■ THE TASK: Skip the pictures and repeat each line of the data exactly.

Recorded data:
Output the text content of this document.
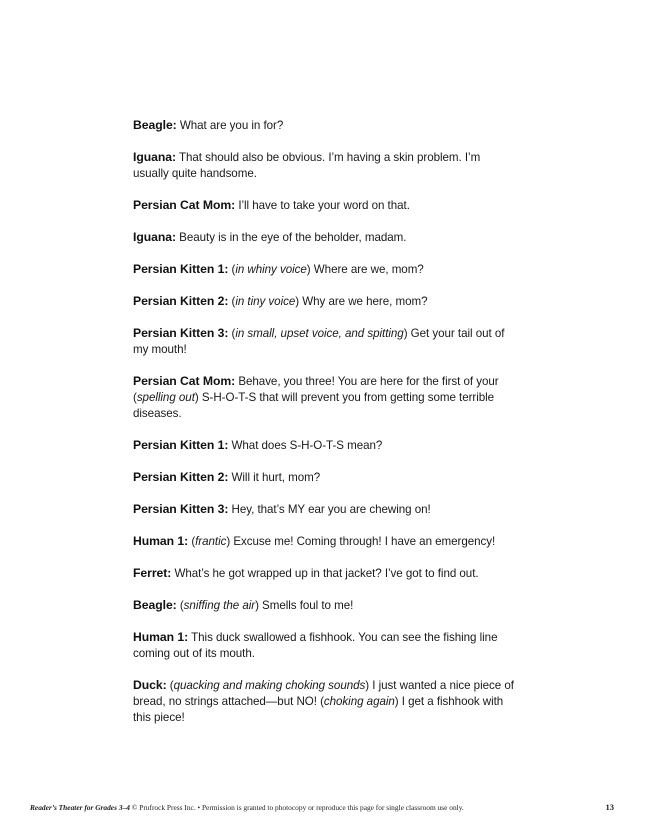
Beagle: What are you in for?

Iguana: That should also be obvious. I’m having a skin problem. I’m usually quite handsome.

Persian Cat Mom: I’ll have to take your word on that.

Iguana: Beauty is in the eye of the beholder, madam.

Persian Kitten 1: (in whiny voice) Where are we, mom?

Persian Kitten 2: (in tiny voice) Why are we here, mom?

Persian Kitten 3: (in small, upset voice, and spitting) Get your tail out of my mouth!

Persian Cat Mom: Behave, you three! You are here for the first of your (spelling out) S-H-O-T-S that will prevent you from getting some terrible diseases.

Persian Kitten 1: What does S-H-O-T-S mean?

Persian Kitten 2: Will it hurt, mom?

Persian Kitten 3: Hey, that’s MY ear you are chewing on!

Human 1: (frantic) Excuse me! Coming through! I have an emergency!

Ferret: What’s he got wrapped up in that jacket? I’ve got to find out.

Beagle: (sniffing the air) Smells foul to me!

Human 1: This duck swallowed a fishhook. You can see the fishing line coming out of its mouth.

Duck: (quacking and making choking sounds) I just wanted a nice piece of bread, no strings attached—but NO! (choking again) I get a fishhook with this piece!

Reader’s Theater for Grades 3–4 © Prufrock Press Inc. • Permission is granted to photocopy or reproduce this page for single classroom use only.	13
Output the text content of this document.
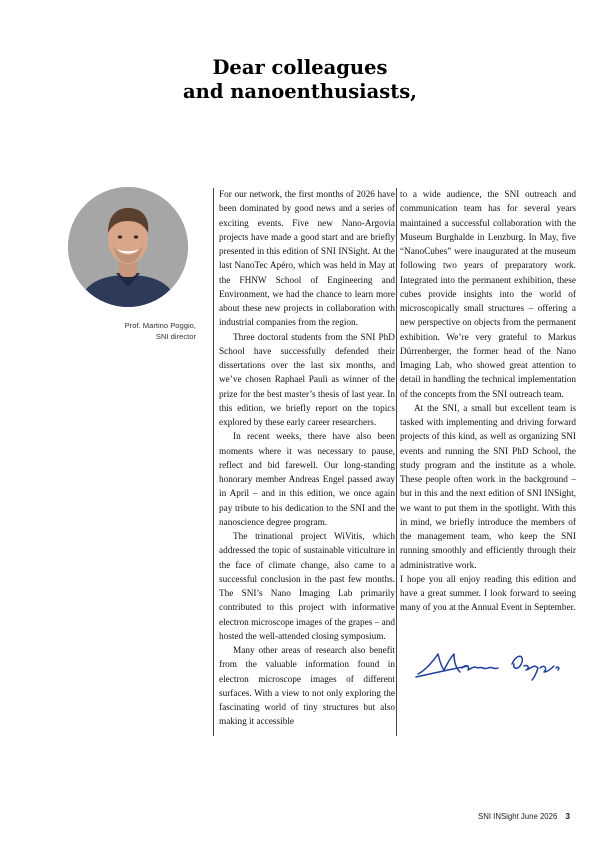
Dear colleagues
and nanoenthusiasts,
Prof. Martino Poggio,
SNI director

For our network, the first months of 2026 have been dominated by good news and a series of exciting events. Five new Nano-Argovia projects have made a good start and are briefly presented in this edition of SNI INSight. At the last NanoTec Apéro, which was held in May at the FHNW School of Engineering and Environment, we had the chance to learn more about these new projects in collaboration with industrial companies from the region.

Three doctoral students from the SNI PhD School have successfully defended their dissertations over the last six months, and we’ve chosen Raphael Pauli as winner of the prize for the best master’s thesis of last year. In this edition, we briefly report on the topics explored by these early career researchers.

In recent weeks, there have also been moments where it was necessary to pause, reflect and bid farewell. Our long-standing honorary member Andreas Engel passed away in April – and in this edition, we once again pay tribute to his dedication to the SNI and the nanoscience degree program.

The trinational project WiVitis, which addressed the topic of sustainable viticulture in the face of climate change, also came to a successful conclusion in the past few months. The SNI’s Nano Imaging Lab primarily contributed to this project with informative electron microscope images of the grapes – and hosted the well-attended closing symposium.

Many other areas of research also benefit from the valuable information found in electron microscope images of different surfaces. With a view to not only exploring the fascinating world of tiny structures but also making it accessible

to a wide audience, the SNI outreach and communication team has for several years maintained a successful collaboration with the Museum Burghalde in Lenzburg. In May, five “NanoCubes” were inaugurated at the museum following two years of preparatory work. Integrated into the permanent exhibition, these cubes provide insights into the world of microscopically small structures – offering a new perspective on objects from the permanent exhibition. We’re very grateful to Markus Dürrenberger, the former head of the Nano Imaging Lab, who showed great attention to detail in handling the technical implementation of the concepts from the SNI outreach team.

At the SNI, a small but excellent team is tasked with implementing and driving forward projects of this kind, as well as organizing SNI events and running the SNI PhD School, the study program and the institute as a whole. These people often work in the background – but in this and the next edition of SNI INSight, we want to put them in the spotlight. With this in mind, we briefly introduce the members of the management team, who keep the SNI running smoothly and efficiently through their administrative work.

I hope you all enjoy reading this edition and have a great summer. I look forward to seeing many of you at the Annual Event in September.

SNI INSight June 2026 3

■ EXERCISE RESPONSE:
Output the text content of this document.
Beagle: What are you in for?

Iguana: That should also be obvious. I’m having a skin problem. I’m usually quite handsome.

Persian Cat Mom: I’ll have to take your word on that.

Iguana: Beauty is in the eye of the beholder, madam.

Persian Kitten 1: (in whiny voice) Where are we, mom?

Persian Kitten 2: (in tiny voice) Why are we here, mom?

Persian Kitten 3: (in small, upset voice, and spitting) Get your tail out of my mouth!

Persian Cat Mom: Behave, you three! You are here for the first of your (spelling out) S-H-O-T-S that will prevent you from getting some terrible diseases.

Persian Kitten 1: What does S-H-O-T-S mean?

Persian Kitten 2: Will it hurt, mom?

Persian Kitten 3: Hey, that’s MY ear you are chewing on!

Human 1: (frantic) Excuse me! Coming through! I have an emergency!

Ferret: What’s he got wrapped up in that jacket? I’ve got to find out.

Beagle: (sniffing the air) Smells foul to me!

Human 1: This duck swallowed a fishhook. You can see the fishing line coming out of its mouth.

Duck: (quacking and making choking sounds) I just wanted a nice piece of bread, no strings attached—but NO! (choking again) I get a fishhook with this piece!

Reader’s Theater for Grades 3–4 © Prufrock Press Inc. • Permission is granted to photocopy or reproduce this page for single classroom use only.	13
Output the text content of this document.
Dear colleagues
and nanoenthusiasts,
Prof. Martino Poggio,
SNI director

For our network, the first months of 2026 have been dominated by good news and a series of exciting events. Five new Nano-Argovia projects have made a good start and are briefly presented in this edition of SNI INSight. At the last NanoTec Apéro, which was held in May at the FHNW School of Engineering and Environment, we had the chance to learn more about these new projects in collaboration with industrial companies from the region.

Three doctoral students from the SNI PhD School have successfully defended their dissertations over the last six months, and we’ve chosen Raphael Pauli as winner of the prize for the best master’s thesis of last year. In this edition, we briefly report on the topics explored by these early career researchers.

In recent weeks, there have also been moments where it was necessary to pause, reflect and bid farewell. Our long-standing honorary member Andreas Engel passed away in April – and in this edition, we once again pay tribute to his dedication to the SNI and the nanoscience degree program.

The trinational project WiVitis, which addressed the topic of sustainable viticulture in the face of climate change, also came to a successful conclusion in the past few months. The SNI’s Nano Imaging Lab primarily contributed to this project with informative electron microscope images of the grapes – and hosted the well-attended closing symposium.

Many other areas of research also benefit from the valuable information found in electron microscope images of different surfaces. With a view to not only exploring the fascinating world of tiny structures but also making it accessible

to a wide audience, the SNI outreach and communication team has for several years maintained a successful collaboration with the Museum Burghalde in Lenzburg. In May, five “NanoCubes” were inaugurated at the museum following two years of preparatory work. Integrated into the permanent exhibition, these cubes provide insights into the world of microscopically small structures – offering a new perspective on objects from the permanent exhibition. We’re very grateful to Markus Dürrenberger, the former head of the Nano Imaging Lab, who showed great attention to detail in handling the technical implementation of the concepts from the SNI outreach team.

At the SNI, a small but excellent team is tasked with implementing and driving forward projects of this kind, as well as organizing SNI events and running the SNI PhD School, the study program and the institute as a whole. These people often work in the background – but in this and the next edition of SNI INSight, we want to put them in the spotlight. With this in mind, we briefly introduce the members of the management team, who keep the SNI running smoothly and efficiently through their administrative work.

I hope you all enjoy reading this edition and have a great summer. I look forward to seeing many of you at the Annual Event in September.

SNI INSight June 2026 3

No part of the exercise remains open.